• [What the task requires] Write out the data below in full. Keep it exact.

• [Data listing]
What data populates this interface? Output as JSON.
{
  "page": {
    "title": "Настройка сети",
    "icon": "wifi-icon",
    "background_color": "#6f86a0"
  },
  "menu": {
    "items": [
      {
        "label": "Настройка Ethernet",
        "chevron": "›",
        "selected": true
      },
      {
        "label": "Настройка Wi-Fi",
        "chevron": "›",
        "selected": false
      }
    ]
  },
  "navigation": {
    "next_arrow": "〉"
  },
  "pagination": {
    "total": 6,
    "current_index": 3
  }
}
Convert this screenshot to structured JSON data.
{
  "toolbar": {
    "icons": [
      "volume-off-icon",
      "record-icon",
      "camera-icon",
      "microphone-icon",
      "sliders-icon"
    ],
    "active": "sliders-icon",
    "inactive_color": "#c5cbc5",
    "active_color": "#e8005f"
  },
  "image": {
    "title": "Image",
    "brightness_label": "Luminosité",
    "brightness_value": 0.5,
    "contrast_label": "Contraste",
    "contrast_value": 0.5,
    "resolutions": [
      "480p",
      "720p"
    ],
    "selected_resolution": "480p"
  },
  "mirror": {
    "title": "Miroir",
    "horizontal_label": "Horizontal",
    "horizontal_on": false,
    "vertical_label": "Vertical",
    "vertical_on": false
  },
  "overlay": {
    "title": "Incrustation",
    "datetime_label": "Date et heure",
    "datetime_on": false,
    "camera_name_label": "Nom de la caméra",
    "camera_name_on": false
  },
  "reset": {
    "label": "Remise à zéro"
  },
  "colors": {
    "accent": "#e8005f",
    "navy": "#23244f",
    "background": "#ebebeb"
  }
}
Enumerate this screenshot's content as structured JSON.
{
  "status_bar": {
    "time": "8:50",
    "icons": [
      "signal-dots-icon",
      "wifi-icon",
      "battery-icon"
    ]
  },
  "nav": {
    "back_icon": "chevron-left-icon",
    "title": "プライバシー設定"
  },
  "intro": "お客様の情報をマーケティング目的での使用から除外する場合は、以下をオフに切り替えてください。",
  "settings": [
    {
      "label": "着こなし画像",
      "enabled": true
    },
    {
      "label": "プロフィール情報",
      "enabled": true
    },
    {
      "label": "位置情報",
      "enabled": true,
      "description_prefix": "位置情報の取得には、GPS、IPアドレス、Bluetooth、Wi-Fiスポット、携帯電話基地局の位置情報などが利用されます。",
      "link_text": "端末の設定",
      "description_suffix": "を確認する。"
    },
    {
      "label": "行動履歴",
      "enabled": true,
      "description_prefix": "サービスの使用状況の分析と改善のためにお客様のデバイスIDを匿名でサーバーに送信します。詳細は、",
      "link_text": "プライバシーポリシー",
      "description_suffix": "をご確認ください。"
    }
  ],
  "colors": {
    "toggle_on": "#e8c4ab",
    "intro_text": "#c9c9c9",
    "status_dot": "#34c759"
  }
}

• [Solution below]
What data populates this interface? Output as JSON.
{
  "page": {
    "title": "Настройка сети",
    "icon": "wifi-icon",
    "background_color": "#6f86a0"
  },
  "menu": {
    "items": [
      {
        "label": "Настройка Ethernet",
        "chevron": "›",
        "selected": true
      },
      {
        "label": "Настройка Wi-Fi",
        "chevron": "›",
        "selected": false
      }
    ]
  },
  "navigation": {
    "next_arrow": "〉"
  },
  "pagination": {
    "total": 6,
    "current_index": 3
  }
}
Convert this screenshot to structured JSON data.
{
  "toolbar": {
    "icons": [
      "volume-off-icon",
      "record-icon",
      "camera-icon",
      "microphone-icon",
      "sliders-icon"
    ],
    "active": "sliders-icon",
    "inactive_color": "#c5cbc5",
    "active_color": "#e8005f"
  },
  "image": {
    "title": "Image",
    "brightness_label": "Luminosité",
    "brightness_value": 0.5,
    "contrast_label": "Contraste",
    "contrast_value": 0.5,
    "resolutions": [
      "480p",
      "720p"
    ],
    "selected_resolution": "480p"
  },
  "mirror": {
    "title": "Miroir",
    "horizontal_label": "Horizontal",
    "horizontal_on": false,
    "vertical_label": "Vertical",
    "vertical_on": false
  },
  "overlay": {
    "title": "Incrustation",
    "datetime_label": "Date et heure",
    "datetime_on": false,
    "camera_name_label": "Nom de la caméra",
    "camera_name_on": false
  },
  "reset": {
    "label": "Remise à zéro"
  },
  "colors": {
    "accent": "#e8005f",
    "navy": "#23244f",
    "background": "#ebebeb"
  }
}
Enumerate this screenshot's content as structured JSON.
{
  "status_bar": {
    "time": "8:50",
    "icons": [
      "signal-dots-icon",
      "wifi-icon",
      "battery-icon"
    ]
  },
  "nav": {
    "back_icon": "chevron-left-icon",
    "title": "プライバシー設定"
  },
  "intro": "お客様の情報をマーケティング目的での使用から除外する場合は、以下をオフに切り替えてください。",
  "settings": [
    {
      "label": "着こなし画像",
      "enabled": true
    },
    {
      "label": "プロフィール情報",
      "enabled": true
    },
    {
      "label": "位置情報",
      "enabled": true,
      "description_prefix": "位置情報の取得には、GPS、IPアドレス、Bluetooth、Wi-Fiスポット、携帯電話基地局の位置情報などが利用されます。",
      "link_text": "端末の設定",
      "description_suffix": "を確認する。"
    },
    {
      "label": "行動履歴",
      "enabled": true,
      "description_prefix": "サービスの使用状況の分析と改善のためにお客様のデバイスIDを匿名でサーバーに送信します。詳細は、",
      "link_text": "プライバシーポリシー",
      "description_suffix": "をご確認ください。"
    }
  ],
  "colors": {
    "toggle_on": "#e8c4ab",
    "intro_text": "#c9c9c9",
    "status_dot": "#34c759"
  }
}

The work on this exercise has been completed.